** STORED DATA **
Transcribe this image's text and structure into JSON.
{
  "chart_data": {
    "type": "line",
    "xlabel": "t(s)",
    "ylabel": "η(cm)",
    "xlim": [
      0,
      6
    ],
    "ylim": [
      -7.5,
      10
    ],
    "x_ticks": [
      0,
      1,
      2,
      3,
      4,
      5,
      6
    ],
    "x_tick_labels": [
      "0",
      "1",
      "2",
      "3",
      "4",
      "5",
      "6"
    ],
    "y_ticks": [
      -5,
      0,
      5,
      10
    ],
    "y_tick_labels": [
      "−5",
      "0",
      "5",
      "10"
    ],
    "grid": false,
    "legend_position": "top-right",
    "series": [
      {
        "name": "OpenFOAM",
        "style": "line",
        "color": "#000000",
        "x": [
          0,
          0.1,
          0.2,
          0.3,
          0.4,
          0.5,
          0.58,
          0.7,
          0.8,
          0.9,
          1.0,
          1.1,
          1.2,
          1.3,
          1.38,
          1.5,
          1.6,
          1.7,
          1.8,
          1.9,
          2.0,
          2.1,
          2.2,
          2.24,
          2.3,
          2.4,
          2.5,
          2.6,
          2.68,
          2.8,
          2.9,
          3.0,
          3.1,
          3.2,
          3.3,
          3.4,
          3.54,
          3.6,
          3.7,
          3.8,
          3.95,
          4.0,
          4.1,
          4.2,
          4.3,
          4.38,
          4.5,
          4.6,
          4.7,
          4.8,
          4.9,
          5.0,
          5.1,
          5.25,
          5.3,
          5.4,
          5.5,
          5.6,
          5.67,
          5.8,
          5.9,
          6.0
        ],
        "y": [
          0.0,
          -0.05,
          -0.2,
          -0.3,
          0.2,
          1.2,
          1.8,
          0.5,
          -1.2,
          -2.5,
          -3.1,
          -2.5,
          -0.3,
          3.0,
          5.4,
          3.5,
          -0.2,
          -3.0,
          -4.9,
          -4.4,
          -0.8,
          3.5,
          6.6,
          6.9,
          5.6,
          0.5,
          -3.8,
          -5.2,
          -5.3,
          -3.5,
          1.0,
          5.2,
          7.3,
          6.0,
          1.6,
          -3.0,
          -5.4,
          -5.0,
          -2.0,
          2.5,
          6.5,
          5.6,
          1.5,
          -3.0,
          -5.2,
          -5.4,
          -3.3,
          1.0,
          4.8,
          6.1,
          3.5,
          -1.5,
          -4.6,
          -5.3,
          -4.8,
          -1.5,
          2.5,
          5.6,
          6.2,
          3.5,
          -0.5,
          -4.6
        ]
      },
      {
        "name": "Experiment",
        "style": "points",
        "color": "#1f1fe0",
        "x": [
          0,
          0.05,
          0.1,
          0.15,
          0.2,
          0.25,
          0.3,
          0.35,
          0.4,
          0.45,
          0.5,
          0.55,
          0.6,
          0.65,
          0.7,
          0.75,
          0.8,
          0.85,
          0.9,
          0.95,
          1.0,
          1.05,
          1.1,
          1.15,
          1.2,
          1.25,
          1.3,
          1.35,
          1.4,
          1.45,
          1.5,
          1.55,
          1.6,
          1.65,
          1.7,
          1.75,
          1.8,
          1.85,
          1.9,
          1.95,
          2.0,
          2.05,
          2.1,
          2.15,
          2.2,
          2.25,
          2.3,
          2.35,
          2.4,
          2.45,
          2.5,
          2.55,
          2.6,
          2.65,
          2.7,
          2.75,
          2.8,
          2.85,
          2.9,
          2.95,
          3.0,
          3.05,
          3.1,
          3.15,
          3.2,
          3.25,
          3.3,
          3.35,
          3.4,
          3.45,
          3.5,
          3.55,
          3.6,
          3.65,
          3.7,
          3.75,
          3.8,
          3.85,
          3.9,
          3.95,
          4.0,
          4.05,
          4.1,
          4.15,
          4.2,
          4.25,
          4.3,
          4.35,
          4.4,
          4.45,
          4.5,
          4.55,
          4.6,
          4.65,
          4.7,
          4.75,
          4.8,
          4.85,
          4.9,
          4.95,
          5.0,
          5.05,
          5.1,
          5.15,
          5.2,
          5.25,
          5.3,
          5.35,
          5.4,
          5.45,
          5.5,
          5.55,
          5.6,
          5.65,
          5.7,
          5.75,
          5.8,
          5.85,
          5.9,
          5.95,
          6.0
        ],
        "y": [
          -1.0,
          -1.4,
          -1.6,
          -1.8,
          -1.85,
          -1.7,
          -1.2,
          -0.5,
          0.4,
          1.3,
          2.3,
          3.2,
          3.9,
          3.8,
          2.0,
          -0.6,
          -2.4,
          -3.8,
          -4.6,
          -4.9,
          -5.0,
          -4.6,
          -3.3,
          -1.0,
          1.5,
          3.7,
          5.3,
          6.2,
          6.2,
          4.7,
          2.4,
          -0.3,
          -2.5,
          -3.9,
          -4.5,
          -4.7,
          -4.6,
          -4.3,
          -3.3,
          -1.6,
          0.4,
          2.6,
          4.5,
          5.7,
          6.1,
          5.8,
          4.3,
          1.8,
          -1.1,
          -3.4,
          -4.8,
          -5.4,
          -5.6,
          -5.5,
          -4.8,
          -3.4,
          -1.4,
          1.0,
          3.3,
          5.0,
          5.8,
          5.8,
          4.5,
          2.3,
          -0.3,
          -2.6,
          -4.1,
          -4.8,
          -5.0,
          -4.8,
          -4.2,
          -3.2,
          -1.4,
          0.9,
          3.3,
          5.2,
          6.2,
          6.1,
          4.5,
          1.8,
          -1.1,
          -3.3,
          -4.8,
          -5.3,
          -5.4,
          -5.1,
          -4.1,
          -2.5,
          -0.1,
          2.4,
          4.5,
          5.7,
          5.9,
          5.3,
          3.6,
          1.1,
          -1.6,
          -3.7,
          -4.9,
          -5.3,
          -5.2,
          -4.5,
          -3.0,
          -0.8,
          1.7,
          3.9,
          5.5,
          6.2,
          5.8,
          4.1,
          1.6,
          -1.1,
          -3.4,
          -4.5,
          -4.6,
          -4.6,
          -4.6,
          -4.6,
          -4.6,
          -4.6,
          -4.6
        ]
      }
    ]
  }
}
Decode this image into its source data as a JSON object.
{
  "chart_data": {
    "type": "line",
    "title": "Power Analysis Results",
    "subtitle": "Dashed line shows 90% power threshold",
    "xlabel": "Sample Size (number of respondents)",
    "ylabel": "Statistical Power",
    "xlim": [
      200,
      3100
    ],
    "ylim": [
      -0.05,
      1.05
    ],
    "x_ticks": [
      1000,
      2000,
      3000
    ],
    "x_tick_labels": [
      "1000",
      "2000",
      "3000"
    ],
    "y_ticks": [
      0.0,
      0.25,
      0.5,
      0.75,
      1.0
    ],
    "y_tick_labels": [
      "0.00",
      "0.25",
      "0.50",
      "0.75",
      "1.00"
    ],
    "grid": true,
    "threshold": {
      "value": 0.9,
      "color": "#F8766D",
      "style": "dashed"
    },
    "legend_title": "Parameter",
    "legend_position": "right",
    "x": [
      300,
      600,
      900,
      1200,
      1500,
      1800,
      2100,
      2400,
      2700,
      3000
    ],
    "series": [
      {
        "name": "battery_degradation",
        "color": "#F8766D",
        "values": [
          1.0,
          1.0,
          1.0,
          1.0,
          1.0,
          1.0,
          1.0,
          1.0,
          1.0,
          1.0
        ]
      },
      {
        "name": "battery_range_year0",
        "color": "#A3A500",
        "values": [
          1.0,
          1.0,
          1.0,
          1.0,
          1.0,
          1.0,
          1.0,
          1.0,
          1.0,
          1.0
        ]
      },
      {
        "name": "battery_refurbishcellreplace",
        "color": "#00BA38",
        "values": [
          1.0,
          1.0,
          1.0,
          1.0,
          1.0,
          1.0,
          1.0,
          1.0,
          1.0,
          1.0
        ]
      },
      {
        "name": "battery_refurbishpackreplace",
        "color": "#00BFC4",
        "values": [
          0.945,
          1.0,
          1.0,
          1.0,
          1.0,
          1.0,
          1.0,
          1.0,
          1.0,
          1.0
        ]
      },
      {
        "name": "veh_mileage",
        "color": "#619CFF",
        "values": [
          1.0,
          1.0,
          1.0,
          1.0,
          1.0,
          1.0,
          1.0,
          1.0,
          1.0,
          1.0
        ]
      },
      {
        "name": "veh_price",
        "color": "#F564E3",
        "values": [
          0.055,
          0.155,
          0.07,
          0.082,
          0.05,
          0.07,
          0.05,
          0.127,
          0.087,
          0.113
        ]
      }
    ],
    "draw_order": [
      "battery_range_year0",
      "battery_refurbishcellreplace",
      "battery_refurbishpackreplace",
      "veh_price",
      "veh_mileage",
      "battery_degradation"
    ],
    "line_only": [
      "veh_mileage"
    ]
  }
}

** WORK TO BE COMPLETED **
Report how many lines of the records above contain the word "name", giving only the number.

** EXERCISE RESULT **
8